>> START PROVIDED MATERIAL

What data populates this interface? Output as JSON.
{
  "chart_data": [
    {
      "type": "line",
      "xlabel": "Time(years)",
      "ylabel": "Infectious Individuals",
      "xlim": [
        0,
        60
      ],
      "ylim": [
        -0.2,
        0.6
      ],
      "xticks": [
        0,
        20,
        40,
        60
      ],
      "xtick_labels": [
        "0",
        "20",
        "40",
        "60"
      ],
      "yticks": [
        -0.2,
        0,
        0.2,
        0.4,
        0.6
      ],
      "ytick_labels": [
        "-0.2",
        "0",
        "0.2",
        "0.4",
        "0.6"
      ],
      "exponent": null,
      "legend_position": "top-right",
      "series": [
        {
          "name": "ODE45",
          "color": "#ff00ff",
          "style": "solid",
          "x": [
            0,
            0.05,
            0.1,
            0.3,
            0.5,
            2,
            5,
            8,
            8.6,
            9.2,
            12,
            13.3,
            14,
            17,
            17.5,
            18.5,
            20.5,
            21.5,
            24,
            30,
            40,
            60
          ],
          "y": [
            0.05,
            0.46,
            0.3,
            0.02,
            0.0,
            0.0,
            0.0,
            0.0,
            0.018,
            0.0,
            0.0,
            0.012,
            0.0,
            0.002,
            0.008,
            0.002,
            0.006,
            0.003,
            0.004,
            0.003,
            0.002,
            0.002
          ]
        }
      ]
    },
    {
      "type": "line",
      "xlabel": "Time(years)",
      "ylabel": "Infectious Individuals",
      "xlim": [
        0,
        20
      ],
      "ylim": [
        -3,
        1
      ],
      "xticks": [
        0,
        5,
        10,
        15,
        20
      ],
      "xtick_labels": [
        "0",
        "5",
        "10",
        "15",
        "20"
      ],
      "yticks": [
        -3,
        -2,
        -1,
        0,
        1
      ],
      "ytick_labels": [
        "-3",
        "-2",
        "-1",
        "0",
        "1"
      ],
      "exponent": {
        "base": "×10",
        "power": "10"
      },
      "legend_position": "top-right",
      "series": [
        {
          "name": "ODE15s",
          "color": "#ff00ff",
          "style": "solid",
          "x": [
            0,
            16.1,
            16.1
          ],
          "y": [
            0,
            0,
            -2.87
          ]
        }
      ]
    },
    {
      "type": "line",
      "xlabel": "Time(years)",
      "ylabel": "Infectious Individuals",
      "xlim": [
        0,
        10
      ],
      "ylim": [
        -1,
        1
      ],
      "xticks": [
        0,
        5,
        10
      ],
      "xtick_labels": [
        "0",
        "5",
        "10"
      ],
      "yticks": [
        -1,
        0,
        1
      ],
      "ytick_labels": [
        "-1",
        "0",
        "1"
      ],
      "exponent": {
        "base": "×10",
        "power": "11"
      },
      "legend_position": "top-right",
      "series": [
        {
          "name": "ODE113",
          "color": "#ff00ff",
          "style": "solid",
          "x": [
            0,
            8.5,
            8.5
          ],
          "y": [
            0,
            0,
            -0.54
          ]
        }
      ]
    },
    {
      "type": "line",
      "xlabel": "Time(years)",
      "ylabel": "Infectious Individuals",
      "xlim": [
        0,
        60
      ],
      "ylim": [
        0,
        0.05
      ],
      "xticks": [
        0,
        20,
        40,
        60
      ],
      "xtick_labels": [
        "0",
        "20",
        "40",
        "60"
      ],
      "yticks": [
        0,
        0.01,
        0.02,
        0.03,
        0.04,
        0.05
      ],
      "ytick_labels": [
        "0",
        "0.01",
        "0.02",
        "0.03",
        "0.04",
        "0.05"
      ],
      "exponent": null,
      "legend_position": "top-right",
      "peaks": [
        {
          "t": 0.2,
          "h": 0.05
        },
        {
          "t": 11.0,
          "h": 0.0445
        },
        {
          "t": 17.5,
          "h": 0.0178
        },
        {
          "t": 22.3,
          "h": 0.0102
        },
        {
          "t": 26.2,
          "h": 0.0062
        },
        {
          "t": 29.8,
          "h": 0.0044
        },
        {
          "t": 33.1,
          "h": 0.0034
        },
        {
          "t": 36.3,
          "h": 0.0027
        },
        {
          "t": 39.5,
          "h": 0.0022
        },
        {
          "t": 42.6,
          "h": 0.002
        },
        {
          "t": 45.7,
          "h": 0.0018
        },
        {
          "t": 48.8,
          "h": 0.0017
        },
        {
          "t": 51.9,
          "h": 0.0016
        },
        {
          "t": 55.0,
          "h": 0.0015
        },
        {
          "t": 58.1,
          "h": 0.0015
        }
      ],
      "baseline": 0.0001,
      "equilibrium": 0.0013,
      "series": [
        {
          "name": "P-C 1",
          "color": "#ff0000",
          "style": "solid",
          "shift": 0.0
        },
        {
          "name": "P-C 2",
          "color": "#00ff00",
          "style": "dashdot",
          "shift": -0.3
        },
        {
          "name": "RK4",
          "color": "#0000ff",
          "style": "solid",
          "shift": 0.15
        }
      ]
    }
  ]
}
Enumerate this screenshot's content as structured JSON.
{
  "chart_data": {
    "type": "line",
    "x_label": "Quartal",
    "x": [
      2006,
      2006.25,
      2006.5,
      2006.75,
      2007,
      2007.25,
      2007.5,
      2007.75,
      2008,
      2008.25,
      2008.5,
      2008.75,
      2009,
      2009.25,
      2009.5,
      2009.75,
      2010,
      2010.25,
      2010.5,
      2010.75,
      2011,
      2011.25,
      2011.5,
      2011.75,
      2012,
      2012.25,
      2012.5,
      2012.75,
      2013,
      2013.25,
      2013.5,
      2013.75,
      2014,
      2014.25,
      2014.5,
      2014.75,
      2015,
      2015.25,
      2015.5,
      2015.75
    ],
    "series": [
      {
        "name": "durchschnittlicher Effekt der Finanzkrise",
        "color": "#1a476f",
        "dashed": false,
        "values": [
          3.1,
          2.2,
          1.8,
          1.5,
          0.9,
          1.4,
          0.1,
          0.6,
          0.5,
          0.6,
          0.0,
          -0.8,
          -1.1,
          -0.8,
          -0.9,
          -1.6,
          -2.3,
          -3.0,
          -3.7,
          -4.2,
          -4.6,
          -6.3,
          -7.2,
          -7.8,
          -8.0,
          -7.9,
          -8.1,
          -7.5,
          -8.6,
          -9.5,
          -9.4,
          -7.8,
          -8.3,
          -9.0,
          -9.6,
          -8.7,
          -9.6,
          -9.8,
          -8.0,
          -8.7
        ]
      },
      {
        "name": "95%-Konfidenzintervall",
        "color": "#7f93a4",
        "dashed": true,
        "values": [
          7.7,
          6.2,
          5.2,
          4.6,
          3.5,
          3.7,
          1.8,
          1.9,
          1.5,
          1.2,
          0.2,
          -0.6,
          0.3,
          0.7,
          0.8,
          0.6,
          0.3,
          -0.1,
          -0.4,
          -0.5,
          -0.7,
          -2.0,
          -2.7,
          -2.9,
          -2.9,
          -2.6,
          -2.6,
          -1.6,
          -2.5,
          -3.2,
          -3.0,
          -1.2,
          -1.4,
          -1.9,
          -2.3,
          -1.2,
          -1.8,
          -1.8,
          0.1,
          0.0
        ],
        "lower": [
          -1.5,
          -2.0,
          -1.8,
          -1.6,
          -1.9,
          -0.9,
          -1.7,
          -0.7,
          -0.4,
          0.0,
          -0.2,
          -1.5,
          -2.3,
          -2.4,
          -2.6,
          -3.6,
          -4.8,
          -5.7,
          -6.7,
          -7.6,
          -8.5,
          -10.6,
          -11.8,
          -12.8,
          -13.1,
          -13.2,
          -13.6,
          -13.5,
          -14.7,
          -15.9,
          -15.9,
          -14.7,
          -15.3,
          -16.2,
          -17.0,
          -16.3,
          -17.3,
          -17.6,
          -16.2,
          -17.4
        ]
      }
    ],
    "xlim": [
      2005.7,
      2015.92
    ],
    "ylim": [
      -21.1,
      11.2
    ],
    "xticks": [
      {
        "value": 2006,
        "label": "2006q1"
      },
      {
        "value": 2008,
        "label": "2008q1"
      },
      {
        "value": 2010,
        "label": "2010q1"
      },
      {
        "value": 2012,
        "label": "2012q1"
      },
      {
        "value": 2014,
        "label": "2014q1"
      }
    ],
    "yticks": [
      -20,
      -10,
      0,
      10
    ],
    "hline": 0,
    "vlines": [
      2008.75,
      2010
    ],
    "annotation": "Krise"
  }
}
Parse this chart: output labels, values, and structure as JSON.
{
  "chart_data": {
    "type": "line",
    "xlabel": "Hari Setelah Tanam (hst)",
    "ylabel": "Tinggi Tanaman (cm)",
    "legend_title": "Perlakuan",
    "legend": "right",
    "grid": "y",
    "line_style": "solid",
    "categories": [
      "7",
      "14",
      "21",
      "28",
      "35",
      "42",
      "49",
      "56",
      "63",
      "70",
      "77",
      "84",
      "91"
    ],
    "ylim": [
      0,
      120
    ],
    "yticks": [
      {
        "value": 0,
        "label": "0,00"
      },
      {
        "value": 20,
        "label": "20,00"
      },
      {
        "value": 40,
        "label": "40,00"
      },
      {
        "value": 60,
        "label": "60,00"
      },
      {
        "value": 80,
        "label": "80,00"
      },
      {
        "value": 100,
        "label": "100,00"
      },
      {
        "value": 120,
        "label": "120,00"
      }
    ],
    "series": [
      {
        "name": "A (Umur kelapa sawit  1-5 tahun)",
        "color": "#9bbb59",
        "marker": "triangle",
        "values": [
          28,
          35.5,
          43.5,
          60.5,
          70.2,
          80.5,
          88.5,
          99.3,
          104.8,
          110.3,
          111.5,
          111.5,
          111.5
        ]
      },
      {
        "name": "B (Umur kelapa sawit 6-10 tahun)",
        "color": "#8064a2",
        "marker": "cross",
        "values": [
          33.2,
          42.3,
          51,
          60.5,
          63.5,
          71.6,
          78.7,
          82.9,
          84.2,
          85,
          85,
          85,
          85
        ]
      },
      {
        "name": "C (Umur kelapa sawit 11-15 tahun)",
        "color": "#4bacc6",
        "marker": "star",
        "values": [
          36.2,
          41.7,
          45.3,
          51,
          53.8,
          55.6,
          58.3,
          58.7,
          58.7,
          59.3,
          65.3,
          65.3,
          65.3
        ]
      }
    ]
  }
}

>> END PROVIDED MATERIAL

■ **WHAT TO WORK ON**
Report how many lines in the records hold the word "marker", giving the number and nothing else.

■ **WORKED ANSWER**
3